-- WHAT TO PRODUCE --
Take the records underneath and set them down exactly.
***** SUPPLIED RECORDS
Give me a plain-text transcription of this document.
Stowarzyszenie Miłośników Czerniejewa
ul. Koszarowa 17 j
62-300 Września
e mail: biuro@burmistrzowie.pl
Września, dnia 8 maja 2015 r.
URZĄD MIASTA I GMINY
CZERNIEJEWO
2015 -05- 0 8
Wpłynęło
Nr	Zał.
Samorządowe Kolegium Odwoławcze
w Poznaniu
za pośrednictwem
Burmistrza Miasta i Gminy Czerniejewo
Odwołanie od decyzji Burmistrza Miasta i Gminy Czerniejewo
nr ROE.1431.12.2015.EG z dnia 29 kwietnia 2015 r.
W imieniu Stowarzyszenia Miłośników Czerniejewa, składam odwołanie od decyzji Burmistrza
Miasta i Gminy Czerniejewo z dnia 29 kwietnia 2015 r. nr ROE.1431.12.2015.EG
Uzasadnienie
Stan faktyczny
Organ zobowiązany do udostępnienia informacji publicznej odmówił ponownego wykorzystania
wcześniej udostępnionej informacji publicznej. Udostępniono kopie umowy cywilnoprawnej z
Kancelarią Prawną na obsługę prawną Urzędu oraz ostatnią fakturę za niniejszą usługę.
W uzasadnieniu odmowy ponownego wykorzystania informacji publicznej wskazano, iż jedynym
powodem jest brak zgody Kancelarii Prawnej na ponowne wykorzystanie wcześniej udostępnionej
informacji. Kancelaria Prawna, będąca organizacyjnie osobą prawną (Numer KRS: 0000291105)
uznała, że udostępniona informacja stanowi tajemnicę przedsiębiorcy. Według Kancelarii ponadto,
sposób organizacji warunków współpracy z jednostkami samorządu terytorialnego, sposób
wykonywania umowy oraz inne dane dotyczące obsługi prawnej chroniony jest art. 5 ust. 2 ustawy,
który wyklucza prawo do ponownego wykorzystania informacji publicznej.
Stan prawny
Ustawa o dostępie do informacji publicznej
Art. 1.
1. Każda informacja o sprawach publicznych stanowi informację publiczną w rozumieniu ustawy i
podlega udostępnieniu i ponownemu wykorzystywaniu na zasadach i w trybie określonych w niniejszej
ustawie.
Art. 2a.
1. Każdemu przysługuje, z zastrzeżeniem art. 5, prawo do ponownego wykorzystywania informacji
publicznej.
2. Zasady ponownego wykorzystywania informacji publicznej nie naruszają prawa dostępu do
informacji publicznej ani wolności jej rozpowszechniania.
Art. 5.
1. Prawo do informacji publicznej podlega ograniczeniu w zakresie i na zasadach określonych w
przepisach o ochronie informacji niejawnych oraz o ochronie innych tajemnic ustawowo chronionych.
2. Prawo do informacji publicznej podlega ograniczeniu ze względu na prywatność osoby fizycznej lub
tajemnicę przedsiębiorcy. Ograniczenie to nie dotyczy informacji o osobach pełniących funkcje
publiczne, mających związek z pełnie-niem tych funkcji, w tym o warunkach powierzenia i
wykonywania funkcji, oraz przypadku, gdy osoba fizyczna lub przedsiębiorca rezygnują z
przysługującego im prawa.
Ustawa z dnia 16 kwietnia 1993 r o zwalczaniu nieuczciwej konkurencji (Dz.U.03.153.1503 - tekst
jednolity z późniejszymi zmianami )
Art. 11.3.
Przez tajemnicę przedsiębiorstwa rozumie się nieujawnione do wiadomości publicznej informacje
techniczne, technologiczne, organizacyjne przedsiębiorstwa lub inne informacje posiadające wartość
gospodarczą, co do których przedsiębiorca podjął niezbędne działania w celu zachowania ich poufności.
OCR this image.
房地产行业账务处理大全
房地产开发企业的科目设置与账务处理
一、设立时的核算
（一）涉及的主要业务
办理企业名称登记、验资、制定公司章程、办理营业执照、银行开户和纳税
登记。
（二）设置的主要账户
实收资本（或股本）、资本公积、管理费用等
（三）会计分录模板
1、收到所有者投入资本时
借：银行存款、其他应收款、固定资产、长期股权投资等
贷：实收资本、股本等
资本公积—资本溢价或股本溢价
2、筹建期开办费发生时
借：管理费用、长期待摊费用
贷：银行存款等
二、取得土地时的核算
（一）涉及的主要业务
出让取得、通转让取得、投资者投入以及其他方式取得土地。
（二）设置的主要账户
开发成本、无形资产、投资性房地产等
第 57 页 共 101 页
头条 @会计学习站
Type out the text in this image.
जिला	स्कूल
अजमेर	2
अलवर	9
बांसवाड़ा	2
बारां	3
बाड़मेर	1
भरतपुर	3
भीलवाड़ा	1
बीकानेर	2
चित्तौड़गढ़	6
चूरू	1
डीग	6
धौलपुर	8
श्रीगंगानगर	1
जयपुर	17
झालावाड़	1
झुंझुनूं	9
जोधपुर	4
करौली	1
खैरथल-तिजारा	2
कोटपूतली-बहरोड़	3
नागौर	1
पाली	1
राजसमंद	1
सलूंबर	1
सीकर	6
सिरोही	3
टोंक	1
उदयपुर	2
**********
-- SOLUTION TO THIS PROBLEM --
Give me a plain-text transcription of this document.
Stowarzyszenie Miłośników Czerniejewa
ul. Koszarowa 17 j
62-300 Września
e mail: biuro@burmistrzowie.pl
Września, dnia 8 maja 2015 r.
URZĄD MIASTA I GMINY
CZERNIEJEWO
2015 -05- 0 8
Wpłynęło
Nr	Zał.
Samorządowe Kolegium Odwoławcze
w Poznaniu
za pośrednictwem
Burmistrza Miasta i Gminy Czerniejewo
Odwołanie od decyzji Burmistrza Miasta i Gminy Czerniejewo
nr ROE.1431.12.2015.EG z dnia 29 kwietnia 2015 r.
W imieniu Stowarzyszenia Miłośników Czerniejewa, składam odwołanie od decyzji Burmistrza
Miasta i Gminy Czerniejewo z dnia 29 kwietnia 2015 r. nr ROE.1431.12.2015.EG
Uzasadnienie
Stan faktyczny
Organ zobowiązany do udostępnienia informacji publicznej odmówił ponownego wykorzystania
wcześniej udostępnionej informacji publicznej. Udostępniono kopie umowy cywilnoprawnej z
Kancelarią Prawną na obsługę prawną Urzędu oraz ostatnią fakturę za niniejszą usługę.
W uzasadnieniu odmowy ponownego wykorzystania informacji publicznej wskazano, iż jedynym
powodem jest brak zgody Kancelarii Prawnej na ponowne wykorzystanie wcześniej udostępnionej
informacji. Kancelaria Prawna, będąca organizacyjnie osobą prawną (Numer KRS: 0000291105)
uznała, że udostępniona informacja stanowi tajemnicę przedsiębiorcy. Według Kancelarii ponadto,
sposób organizacji warunków współpracy z jednostkami samorządu terytorialnego, sposób
wykonywania umowy oraz inne dane dotyczące obsługi prawnej chroniony jest art. 5 ust. 2 ustawy,
który wyklucza prawo do ponownego wykorzystania informacji publicznej.
Stan prawny
Ustawa o dostępie do informacji publicznej
Art. 1.
1. Każda informacja o sprawach publicznych stanowi informację publiczną w rozumieniu ustawy i
podlega udostępnieniu i ponownemu wykorzystywaniu na zasadach i w trybie określonych w niniejszej
ustawie.
Art. 2a.
1. Każdemu przysługuje, z zastrzeżeniem art. 5, prawo do ponownego wykorzystywania informacji
publicznej.
2. Zasady ponownego wykorzystywania informacji publicznej nie naruszają prawa dostępu do
informacji publicznej ani wolności jej rozpowszechniania.
Art. 5.
1. Prawo do informacji publicznej podlega ograniczeniu w zakresie i na zasadach określonych w
przepisach o ochronie informacji niejawnych oraz o ochronie innych tajemnic ustawowo chronionych.
2. Prawo do informacji publicznej podlega ograniczeniu ze względu na prywatność osoby fizycznej lub
tajemnicę przedsiębiorcy. Ograniczenie to nie dotyczy informacji o osobach pełniących funkcje
publiczne, mających związek z pełnie-niem tych funkcji, w tym o warunkach powierzenia i
wykonywania funkcji, oraz przypadku, gdy osoba fizyczna lub przedsiębiorca rezygnują z
przysługującego im prawa.
Ustawa z dnia 16 kwietnia 1993 r o zwalczaniu nieuczciwej konkurencji (Dz.U.03.153.1503 - tekst
jednolity z późniejszymi zmianami )
Art. 11.3.
Przez tajemnicę przedsiębiorstwa rozumie się nieujawnione do wiadomości publicznej informacje
techniczne, technologiczne, organizacyjne przedsiębiorstwa lub inne informacje posiadające wartość
gospodarczą, co do których przedsiębiorca podjął niezbędne działania w celu zachowania ich poufności.
OCR this image.
房地产行业账务处理大全
房地产开发企业的科目设置与账务处理
一、设立时的核算
（一）涉及的主要业务
办理企业名称登记、验资、制定公司章程、办理营业执照、银行开户和纳税
登记。
（二）设置的主要账户
实收资本（或股本）、资本公积、管理费用等
（三）会计分录模板
1、收到所有者投入资本时
借：银行存款、其他应收款、固定资产、长期股权投资等
贷：实收资本、股本等
资本公积—资本溢价或股本溢价
2、筹建期开办费发生时
借：管理费用、长期待摊费用
贷：银行存款等
二、取得土地时的核算
（一）涉及的主要业务
出让取得、通转让取得、投资者投入以及其他方式取得土地。
（二）设置的主要账户
开发成本、无形资产、投资性房地产等
第 57 页 共 101 页
头条 @会计学习站
Type out the text in this image.
जिला	स्कूल
अजमेर	2
अलवर	9
बांसवाड़ा	2
बारां	3
बाड़मेर	1
भरतपुर	3
भीलवाड़ा	1
बीकानेर	2
चित्तौड़गढ़	6
चूरू	1
डीग	6
धौलपुर	8
श्रीगंगानगर	1
जयपुर	17
झालावाड़	1
झुंझुनूं	9
जोधपुर	4
करौली	1
खैरथल-तिजारा	2
कोटपूतली-बहरोड़	3
नागौर	1
पाली	1
राजसमंद	1
सलूंबर	1
सीकर	6
सिरोही	3
टोंक	1
उदयपुर	2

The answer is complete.